● **Job**: Extract every line where the string "dnevna" appears.

● **Entries from a dataset**:

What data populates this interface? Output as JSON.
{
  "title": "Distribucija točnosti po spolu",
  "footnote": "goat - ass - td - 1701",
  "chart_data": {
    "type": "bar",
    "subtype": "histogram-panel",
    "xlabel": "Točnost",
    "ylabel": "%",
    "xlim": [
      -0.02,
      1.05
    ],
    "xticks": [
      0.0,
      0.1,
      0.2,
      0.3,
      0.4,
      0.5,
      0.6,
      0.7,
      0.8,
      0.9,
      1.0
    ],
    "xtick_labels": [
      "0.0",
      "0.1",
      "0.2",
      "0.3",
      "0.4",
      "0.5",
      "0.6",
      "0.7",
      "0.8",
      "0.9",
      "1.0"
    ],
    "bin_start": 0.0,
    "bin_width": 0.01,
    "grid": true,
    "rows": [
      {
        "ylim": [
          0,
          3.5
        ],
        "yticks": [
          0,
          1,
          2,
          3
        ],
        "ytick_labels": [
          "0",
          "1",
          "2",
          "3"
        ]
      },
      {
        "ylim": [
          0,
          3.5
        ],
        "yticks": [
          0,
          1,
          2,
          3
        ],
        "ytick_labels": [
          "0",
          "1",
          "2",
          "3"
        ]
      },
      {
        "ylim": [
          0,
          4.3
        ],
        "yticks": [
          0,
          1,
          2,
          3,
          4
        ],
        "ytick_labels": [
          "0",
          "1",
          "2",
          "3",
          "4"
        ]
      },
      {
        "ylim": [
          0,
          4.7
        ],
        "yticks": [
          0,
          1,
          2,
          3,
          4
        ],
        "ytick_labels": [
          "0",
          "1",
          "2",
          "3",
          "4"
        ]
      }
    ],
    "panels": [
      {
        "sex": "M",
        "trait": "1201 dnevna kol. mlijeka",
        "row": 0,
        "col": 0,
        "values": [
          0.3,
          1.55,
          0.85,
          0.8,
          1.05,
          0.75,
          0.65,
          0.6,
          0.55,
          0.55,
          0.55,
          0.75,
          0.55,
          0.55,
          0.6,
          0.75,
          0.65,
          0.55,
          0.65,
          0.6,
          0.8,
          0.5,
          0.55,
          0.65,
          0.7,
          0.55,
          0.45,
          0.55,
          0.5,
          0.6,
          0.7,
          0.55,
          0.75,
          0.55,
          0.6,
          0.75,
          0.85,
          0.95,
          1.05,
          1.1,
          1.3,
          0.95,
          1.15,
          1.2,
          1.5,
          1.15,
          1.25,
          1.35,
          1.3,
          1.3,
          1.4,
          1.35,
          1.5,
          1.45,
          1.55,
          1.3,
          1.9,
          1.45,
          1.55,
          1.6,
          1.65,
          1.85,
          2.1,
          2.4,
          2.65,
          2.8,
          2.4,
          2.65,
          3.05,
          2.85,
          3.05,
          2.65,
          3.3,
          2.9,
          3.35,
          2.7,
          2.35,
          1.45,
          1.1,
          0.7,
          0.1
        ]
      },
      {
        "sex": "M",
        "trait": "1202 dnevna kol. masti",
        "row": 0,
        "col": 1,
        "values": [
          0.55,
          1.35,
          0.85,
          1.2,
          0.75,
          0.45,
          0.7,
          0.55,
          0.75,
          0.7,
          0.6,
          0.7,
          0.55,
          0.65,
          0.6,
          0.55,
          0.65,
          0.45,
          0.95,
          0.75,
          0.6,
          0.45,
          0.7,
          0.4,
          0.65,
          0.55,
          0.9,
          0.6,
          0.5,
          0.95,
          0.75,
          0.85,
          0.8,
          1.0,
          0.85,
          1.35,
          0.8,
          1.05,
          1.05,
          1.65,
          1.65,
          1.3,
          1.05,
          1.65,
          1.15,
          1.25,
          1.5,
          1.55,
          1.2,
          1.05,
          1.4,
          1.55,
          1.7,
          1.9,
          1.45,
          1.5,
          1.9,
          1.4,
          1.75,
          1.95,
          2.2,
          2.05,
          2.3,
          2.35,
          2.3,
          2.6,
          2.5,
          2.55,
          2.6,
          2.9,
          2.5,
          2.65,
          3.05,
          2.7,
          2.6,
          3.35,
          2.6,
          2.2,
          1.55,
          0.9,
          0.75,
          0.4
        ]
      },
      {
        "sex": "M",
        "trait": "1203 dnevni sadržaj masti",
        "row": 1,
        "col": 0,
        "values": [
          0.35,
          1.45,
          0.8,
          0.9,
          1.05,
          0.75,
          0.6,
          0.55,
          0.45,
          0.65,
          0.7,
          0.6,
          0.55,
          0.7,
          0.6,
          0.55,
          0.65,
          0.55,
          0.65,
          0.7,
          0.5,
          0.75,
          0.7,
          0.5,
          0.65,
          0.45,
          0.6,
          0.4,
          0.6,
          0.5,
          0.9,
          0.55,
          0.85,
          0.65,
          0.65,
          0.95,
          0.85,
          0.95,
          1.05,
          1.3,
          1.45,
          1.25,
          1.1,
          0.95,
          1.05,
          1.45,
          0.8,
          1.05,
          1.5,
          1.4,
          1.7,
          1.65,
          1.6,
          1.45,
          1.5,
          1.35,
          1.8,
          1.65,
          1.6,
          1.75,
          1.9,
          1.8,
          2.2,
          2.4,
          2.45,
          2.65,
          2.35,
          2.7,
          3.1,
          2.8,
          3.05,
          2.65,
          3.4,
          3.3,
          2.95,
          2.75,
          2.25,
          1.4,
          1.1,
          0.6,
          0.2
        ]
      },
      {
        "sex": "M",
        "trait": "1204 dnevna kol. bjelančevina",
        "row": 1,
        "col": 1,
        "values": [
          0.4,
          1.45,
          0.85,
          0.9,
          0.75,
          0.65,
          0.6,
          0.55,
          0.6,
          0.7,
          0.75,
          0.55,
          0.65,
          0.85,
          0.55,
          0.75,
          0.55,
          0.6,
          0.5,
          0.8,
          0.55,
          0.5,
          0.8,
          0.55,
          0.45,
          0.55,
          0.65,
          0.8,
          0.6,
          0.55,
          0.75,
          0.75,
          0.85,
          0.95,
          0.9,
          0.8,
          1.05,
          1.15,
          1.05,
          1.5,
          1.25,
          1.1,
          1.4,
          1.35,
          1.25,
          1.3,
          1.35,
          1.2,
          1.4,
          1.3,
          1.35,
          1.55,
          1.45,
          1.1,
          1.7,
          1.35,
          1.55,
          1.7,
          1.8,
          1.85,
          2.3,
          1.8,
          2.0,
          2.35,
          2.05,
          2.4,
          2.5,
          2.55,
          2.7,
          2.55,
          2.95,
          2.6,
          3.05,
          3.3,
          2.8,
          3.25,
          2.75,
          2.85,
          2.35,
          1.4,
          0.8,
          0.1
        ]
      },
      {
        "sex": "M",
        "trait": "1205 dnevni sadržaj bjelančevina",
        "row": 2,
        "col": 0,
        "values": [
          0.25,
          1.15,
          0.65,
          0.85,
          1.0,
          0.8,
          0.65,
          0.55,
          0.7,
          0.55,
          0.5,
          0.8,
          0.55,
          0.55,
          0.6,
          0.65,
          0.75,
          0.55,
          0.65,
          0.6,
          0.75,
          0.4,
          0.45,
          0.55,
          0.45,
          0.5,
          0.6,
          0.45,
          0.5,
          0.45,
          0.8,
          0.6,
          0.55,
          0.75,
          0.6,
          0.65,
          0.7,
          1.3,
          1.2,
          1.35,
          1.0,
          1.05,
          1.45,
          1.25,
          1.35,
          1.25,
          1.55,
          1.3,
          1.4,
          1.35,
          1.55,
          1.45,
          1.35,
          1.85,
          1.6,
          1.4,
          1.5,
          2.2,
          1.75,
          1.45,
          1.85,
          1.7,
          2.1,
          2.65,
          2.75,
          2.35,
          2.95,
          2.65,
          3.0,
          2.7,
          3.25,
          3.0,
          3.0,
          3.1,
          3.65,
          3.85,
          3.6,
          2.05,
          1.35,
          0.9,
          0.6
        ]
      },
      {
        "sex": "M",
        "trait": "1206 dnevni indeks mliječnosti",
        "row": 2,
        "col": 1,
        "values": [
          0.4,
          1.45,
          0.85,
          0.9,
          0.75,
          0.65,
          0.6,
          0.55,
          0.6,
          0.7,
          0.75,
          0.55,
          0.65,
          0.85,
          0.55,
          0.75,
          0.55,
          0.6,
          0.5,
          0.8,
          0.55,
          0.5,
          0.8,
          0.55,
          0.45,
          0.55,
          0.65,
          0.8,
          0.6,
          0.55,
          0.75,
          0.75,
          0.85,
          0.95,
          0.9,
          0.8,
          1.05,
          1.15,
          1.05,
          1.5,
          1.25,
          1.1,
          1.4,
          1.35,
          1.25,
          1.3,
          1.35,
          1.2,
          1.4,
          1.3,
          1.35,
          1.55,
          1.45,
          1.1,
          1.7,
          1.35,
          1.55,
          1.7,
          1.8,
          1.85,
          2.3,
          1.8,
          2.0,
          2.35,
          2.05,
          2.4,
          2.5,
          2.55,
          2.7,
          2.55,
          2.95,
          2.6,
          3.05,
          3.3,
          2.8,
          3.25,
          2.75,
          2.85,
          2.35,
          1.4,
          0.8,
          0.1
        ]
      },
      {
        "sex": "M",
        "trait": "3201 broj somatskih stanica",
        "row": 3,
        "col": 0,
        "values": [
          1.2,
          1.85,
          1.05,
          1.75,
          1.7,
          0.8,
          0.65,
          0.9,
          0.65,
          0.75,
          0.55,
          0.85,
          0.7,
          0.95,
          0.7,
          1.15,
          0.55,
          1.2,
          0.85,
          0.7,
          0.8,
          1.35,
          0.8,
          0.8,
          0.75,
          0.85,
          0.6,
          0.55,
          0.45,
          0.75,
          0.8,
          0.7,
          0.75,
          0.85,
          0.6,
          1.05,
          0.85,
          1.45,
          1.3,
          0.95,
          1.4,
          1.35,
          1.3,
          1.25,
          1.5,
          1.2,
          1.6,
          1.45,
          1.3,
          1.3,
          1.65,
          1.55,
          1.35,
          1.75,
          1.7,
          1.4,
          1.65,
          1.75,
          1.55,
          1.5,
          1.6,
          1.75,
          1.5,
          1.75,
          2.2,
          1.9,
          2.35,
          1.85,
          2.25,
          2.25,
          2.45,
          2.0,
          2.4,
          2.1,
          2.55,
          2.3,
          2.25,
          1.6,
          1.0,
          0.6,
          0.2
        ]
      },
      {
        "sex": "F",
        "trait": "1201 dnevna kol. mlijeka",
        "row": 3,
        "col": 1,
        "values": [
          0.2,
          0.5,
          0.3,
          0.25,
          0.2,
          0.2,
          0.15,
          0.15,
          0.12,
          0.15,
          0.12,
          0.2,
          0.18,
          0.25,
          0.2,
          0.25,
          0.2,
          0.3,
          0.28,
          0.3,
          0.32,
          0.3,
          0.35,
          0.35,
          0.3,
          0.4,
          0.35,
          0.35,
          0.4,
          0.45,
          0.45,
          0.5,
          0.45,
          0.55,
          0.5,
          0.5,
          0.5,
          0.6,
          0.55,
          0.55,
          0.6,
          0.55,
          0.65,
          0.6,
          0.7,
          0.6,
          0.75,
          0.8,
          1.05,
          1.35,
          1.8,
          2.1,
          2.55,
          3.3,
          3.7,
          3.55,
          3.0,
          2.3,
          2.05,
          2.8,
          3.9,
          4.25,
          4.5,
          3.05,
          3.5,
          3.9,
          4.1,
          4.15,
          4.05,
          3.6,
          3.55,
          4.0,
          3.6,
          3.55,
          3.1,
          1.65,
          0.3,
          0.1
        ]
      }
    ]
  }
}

● **Response to this exercise**:
        "trait": "1201 dnevna kol. mlijeka",
        "trait": "1202 dnevna kol. masti",
        "trait": "1204 dnevna kol. bjelančevina",
        "trait": "1201 dnevna kol. mlijeka",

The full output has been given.